[Problem]: Output the material word for word. Leave each picture out.

-------- Recorded information

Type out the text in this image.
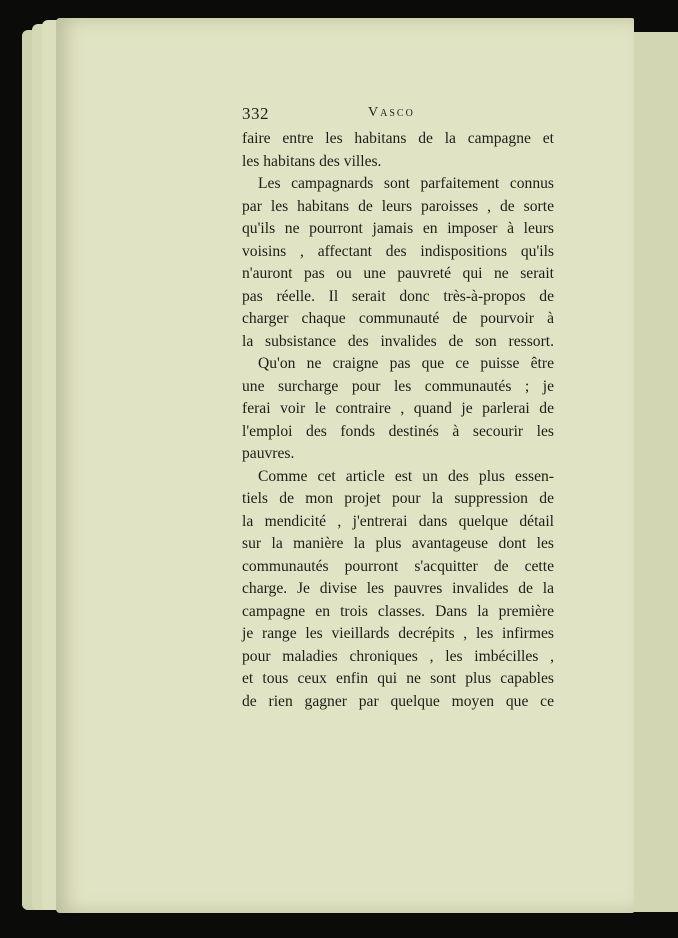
332	Vasco
faire entre les habitans de la campagne et
les habitans des villes.
Les campagnards sont parfaitement connus
par les habitans de leurs paroisses , de sorte
qu'ils ne pourront jamais en imposer à leurs
voisins , affectant des indispositions qu'ils
n'auront pas ou une pauvreté qui ne serait
pas réelle. Il serait donc très-à-propos de
charger chaque communauté de pourvoir à
la subsistance des invalides de son ressort.
Qu'on ne craigne pas que ce puisse être
une surcharge pour les communautés ; je
ferai voir le contraire , quand je parlerai de
l'emploi des fonds destinés à secourir les
pauvres.
Comme cet article est un des plus essen-
tiels de mon projet pour la suppression de
la mendicité , j'entrerai dans quelque détail
sur la manière la plus avantageuse dont les
communautés pourront s'acquitter de cette
charge. Je divise les pauvres invalides de la
campagne en trois classes. Dans la première
je range les vieillards decrépits , les infirmes
pour maladies chroniques , les imbécilles ,
et tous ceux enfin qui ne sont plus capables
de rien gagner par quelque moyen que ce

----------------

[The reply]:
Type out the text in this image.
332	Vasco
faire entre les habitans de la campagne et
les habitans des villes.
Les campagnards sont parfaitement connus
par les habitans de leurs paroisses , de sorte
qu'ils ne pourront jamais en imposer à leurs
voisins , affectant des indispositions qu'ils
n'auront pas ou une pauvreté qui ne serait
pas réelle. Il serait donc très-à-propos de
charger chaque communauté de pourvoir à
la subsistance des invalides de son ressort.
Qu'on ne craigne pas que ce puisse être
une surcharge pour les communautés ; je
ferai voir le contraire , quand je parlerai de
l'emploi des fonds destinés à secourir les
pauvres.
Comme cet article est un des plus essen-
tiels de mon projet pour la suppression de
la mendicité , j'entrerai dans quelque détail
sur la manière la plus avantageuse dont les
communautés pourront s'acquitter de cette
charge. Je divise les pauvres invalides de la
campagne en trois classes. Dans la première
je range les vieillards decrépits , les infirmes
pour maladies chroniques , les imbécilles ,
et tous ceux enfin qui ne sont plus capables
de rien gagner par quelque moyen que ce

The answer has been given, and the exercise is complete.